— Information given —

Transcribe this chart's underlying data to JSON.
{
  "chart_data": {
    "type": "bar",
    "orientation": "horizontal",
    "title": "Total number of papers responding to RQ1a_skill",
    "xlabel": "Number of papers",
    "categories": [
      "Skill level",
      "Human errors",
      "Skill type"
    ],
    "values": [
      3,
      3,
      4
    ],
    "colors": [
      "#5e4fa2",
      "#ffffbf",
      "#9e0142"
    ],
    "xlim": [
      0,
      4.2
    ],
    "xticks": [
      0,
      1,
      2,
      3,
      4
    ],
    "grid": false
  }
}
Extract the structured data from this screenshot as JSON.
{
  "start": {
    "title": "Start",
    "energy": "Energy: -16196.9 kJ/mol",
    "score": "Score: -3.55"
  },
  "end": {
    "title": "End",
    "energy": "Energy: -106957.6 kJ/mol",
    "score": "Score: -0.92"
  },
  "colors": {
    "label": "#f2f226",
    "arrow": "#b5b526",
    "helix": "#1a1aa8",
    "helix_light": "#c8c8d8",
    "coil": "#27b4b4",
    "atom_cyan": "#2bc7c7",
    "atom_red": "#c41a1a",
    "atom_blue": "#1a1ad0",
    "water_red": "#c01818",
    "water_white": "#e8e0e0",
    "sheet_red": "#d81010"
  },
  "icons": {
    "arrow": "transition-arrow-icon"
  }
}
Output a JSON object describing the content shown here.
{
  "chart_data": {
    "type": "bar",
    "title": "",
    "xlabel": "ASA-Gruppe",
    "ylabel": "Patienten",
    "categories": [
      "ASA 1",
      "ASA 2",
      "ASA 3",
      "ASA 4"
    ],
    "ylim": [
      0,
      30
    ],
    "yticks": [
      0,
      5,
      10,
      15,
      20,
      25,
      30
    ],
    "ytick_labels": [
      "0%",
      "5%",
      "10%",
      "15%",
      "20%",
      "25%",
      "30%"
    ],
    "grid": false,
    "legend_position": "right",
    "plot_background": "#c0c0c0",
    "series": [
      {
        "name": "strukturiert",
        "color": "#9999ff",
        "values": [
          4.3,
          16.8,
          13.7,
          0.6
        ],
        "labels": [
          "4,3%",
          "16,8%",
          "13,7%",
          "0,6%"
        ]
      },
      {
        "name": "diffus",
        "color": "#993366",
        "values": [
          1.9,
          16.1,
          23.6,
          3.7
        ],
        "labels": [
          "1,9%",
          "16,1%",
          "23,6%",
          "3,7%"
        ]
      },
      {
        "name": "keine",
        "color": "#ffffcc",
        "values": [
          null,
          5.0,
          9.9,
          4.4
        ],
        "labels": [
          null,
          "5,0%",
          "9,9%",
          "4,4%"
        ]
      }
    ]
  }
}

— Problem statement —
Transcribe the material above in its entirety. Match it exactly.

— Answer for the task —
Transcribe this chart's underlying data to JSON.
{
  "chart_data": {
    "type": "bar",
    "orientation": "horizontal",
    "title": "Total number of papers responding to RQ1a_skill",
    "xlabel": "Number of papers",
    "categories": [
      "Skill level",
      "Human errors",
      "Skill type"
    ],
    "values": [
      3,
      3,
      4
    ],
    "colors": [
      "#5e4fa2",
      "#ffffbf",
      "#9e0142"
    ],
    "xlim": [
      0,
      4.2
    ],
    "xticks": [
      0,
      1,
      2,
      3,
      4
    ],
    "grid": false
  }
}
Extract the structured data from this screenshot as JSON.
{
  "start": {
    "title": "Start",
    "energy": "Energy: -16196.9 kJ/mol",
    "score": "Score: -3.55"
  },
  "end": {
    "title": "End",
    "energy": "Energy: -106957.6 kJ/mol",
    "score": "Score: -0.92"
  },
  "colors": {
    "label": "#f2f226",
    "arrow": "#b5b526",
    "helix": "#1a1aa8",
    "helix_light": "#c8c8d8",
    "coil": "#27b4b4",
    "atom_cyan": "#2bc7c7",
    "atom_red": "#c41a1a",
    "atom_blue": "#1a1ad0",
    "water_red": "#c01818",
    "water_white": "#e8e0e0",
    "sheet_red": "#d81010"
  },
  "icons": {
    "arrow": "transition-arrow-icon"
  }
}
Output a JSON object describing the content shown here.
{
  "chart_data": {
    "type": "bar",
    "title": "",
    "xlabel": "ASA-Gruppe",
    "ylabel": "Patienten",
    "categories": [
      "ASA 1",
      "ASA 2",
      "ASA 3",
      "ASA 4"
    ],
    "ylim": [
      0,
      30
    ],
    "yticks": [
      0,
      5,
      10,
      15,
      20,
      25,
      30
    ],
    "ytick_labels": [
      "0%",
      "5%",
      "10%",
      "15%",
      "20%",
      "25%",
      "30%"
    ],
    "grid": false,
    "legend_position": "right",
    "plot_background": "#c0c0c0",
    "series": [
      {
        "name": "strukturiert",
        "color": "#9999ff",
        "values": [
          4.3,
          16.8,
          13.7,
          0.6
        ],
        "labels": [
          "4,3%",
          "16,8%",
          "13,7%",
          "0,6%"
        ]
      },
      {
        "name": "diffus",
        "color": "#993366",
        "values": [
          1.9,
          16.1,
          23.6,
          3.7
        ],
        "labels": [
          "1,9%",
          "16,1%",
          "23,6%",
          "3,7%"
        ]
      },
      {
        "name": "keine",
        "color": "#ffffcc",
        "values": [
          null,
          5.0,
          9.9,
          4.4
        ],
        "labels": [
          null,
          "5,0%",
          "9,9%",
          "4,4%"
        ]
      }
    ]
  }
}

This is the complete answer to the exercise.